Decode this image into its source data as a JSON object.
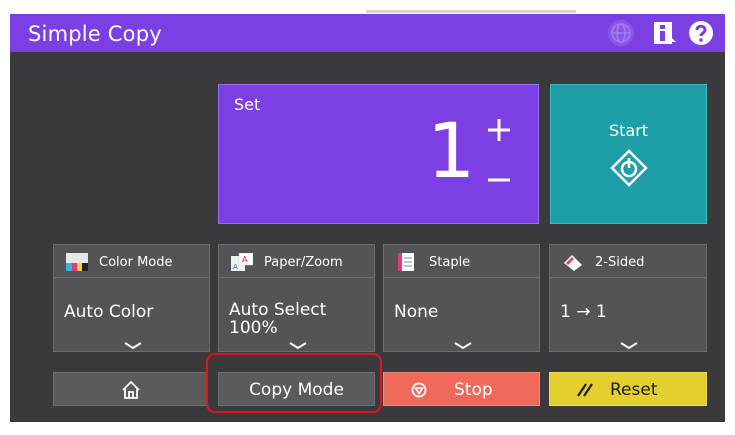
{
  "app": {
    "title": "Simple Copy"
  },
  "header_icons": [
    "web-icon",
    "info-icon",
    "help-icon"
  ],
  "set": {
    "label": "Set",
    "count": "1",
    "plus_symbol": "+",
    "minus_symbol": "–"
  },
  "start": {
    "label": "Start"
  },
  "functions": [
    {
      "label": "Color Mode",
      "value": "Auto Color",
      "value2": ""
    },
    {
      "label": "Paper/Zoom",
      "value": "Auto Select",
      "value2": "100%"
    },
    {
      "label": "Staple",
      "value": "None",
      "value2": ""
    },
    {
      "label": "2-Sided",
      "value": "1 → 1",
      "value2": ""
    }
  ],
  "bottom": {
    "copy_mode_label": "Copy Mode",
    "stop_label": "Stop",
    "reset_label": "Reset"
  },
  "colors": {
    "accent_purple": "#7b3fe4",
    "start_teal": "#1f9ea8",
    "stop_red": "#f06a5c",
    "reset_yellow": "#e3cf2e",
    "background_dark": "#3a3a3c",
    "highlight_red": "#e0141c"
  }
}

......

**Set exercise:**
Using the data above, write out every line exactly, leaving the images behind.

**Exercise response:**
Decode this image into its source data as a JSON object.
{
  "app": {
    "title": "Simple Copy"
  },
  "header_icons": [
    "web-icon",
    "info-icon",
    "help-icon"
  ],
  "set": {
    "label": "Set",
    "count": "1",
    "plus_symbol": "+",
    "minus_symbol": "–"
  },
  "start": {
    "label": "Start"
  },
  "functions": [
    {
      "label": "Color Mode",
      "value": "Auto Color",
      "value2": ""
    },
    {
      "label": "Paper/Zoom",
      "value": "Auto Select",
      "value2": "100%"
    },
    {
      "label": "Staple",
      "value": "None",
      "value2": ""
    },
    {
      "label": "2-Sided",
      "value": "1 → 1",
      "value2": ""
    }
  ],
  "bottom": {
    "copy_mode_label": "Copy Mode",
    "stop_label": "Stop",
    "reset_label": "Reset"
  },
  "colors": {
    "accent_purple": "#7b3fe4",
    "start_teal": "#1f9ea8",
    "stop_red": "#f06a5c",
    "reset_yellow": "#e3cf2e",
    "background_dark": "#3a3a3c",
    "highlight_red": "#e0141c"
  }
}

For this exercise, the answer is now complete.